--- EXCERPTED PASSAGE Enclosed Below ---

Technical difficulties happen, but they often see a network losing a few minutes at most of a game. Even something like eight minutes (in the first half of a Miami-Virginia Tech basketball game on ESPN2 last March) is unusual. But for ESPNU’s Ivy League basketball coverage Friday, the situation was much worse. As Erik Hall reported in The Ithaca Journal, the network lost its signal less than halfway through the second half, and never regained it:
ESPNU put a graphic on the lower corner of the screen after several minutes that said, “Pennsylvania at Cornell: Currently experiencing Technical Difficulties.”
The teams went to a timeout with 12:15 left in the second half, and at that time, the ESPNU signal cut out. Cornell led 49-41 at the time ESPNU lost its signal.
After twice replaying its halftime studio show, ESPNU went to the Harvard and Yale men’s basketball game that was supposed to follow Penn and Cornell. Before the Harvard and Yale game started, they did a live interview with Boston Celtics president Danny Ainge.
ESPNU never returned to the game.
They also had some issues with the scorebug before that:
@ESPNU What happened with this score? pic.twitter.com/TTLa8XP5Pr
— Melissa Jackson (@melissmitherman) February 1, 2019
This sparked some annoyance on Twitter, including a report that ESPN didn’t want to switch back from Harvard-Yale:
Me, earlier today: Ivy is a top 10 league and may finally be getting some national respect!
ESPN, later that day: We lost the feed of the nationally televised Penn-Cornell game and don’t wanna get it back on for a close ending. We’ll do pregame and commercials instead! https://t.co/dFntakVZvd— Dave Zeitlin (@DaveZeitlin) February 2, 2019
@ESPNU how can you not fix the issue with the cornell game? This is ridiculous.
— stillholding.eth (@Deltasigjoker) February 1, 2019
@espn Really dropped the ball on this Penn Cornell game. #AmateurHour
— RockChalkBaby (@JayHawkSwagga) February 1, 2019
https://twitter.com/sctthbl/status/1091484080892510208
In the end, there were six lead changes in the final 6:01, but Cornell won 80-71 in the end. Those watching on ESPNU didn’t see that, though. And while there have been some cases where a feed is lost and never returned to in the past, they’re few and far between, so this was pretty unusual.

--- End of Enclosed EXCERPTED PASSAGE ---
--- PROVIDED MATERIAL Enclosed Below ---

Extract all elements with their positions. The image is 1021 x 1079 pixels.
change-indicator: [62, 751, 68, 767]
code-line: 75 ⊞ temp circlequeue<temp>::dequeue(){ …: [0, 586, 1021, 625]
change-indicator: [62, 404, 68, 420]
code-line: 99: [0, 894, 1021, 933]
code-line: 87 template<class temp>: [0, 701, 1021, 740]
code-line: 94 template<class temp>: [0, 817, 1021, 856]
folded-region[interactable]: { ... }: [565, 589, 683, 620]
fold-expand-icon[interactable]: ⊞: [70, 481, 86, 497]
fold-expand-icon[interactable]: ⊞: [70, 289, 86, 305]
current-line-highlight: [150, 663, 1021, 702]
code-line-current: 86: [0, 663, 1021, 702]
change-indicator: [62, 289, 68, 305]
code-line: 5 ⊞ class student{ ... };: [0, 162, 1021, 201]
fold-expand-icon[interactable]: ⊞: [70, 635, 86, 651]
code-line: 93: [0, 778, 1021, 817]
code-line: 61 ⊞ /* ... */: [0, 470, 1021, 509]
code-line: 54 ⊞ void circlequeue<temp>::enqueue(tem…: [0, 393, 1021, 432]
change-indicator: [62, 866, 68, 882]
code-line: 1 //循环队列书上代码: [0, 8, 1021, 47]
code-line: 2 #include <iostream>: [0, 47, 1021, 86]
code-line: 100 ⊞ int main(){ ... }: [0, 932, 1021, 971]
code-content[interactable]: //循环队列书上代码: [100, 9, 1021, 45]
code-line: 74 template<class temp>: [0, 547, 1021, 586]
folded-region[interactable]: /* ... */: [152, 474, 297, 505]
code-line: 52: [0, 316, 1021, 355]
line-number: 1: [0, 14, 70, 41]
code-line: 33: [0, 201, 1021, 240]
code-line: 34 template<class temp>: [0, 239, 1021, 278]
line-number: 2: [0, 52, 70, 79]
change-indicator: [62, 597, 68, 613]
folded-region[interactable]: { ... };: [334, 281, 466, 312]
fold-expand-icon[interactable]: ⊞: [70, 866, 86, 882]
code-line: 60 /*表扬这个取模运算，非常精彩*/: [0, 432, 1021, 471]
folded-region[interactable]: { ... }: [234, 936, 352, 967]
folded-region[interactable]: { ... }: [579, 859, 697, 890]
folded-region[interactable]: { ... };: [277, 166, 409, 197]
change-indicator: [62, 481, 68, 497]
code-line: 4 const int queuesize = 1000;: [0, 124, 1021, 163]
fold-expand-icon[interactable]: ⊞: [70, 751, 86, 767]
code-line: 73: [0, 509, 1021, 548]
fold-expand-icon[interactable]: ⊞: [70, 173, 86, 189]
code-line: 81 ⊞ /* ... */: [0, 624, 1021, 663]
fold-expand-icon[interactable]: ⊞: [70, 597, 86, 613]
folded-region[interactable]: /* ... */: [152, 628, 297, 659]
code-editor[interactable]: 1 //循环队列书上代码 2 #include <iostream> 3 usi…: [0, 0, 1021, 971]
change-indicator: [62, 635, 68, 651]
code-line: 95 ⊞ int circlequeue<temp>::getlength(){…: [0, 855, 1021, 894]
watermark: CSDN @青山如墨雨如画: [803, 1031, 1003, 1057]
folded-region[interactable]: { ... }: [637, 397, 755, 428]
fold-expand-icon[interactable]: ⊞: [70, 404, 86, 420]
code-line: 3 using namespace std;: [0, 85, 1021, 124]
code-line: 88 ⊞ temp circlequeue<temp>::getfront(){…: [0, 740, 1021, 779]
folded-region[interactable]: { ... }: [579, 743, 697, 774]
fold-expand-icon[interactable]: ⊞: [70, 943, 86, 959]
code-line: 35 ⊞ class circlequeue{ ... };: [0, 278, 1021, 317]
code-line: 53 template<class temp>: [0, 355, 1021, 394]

--- End of Enclosed PROVIDED MATERIAL ---

» TASK PROMPT: In the article about ESPNU's Penn-Cornell broadcast, what was the score when ESPNU lost its signal?

» OUTPUT: Cornell led 49-41.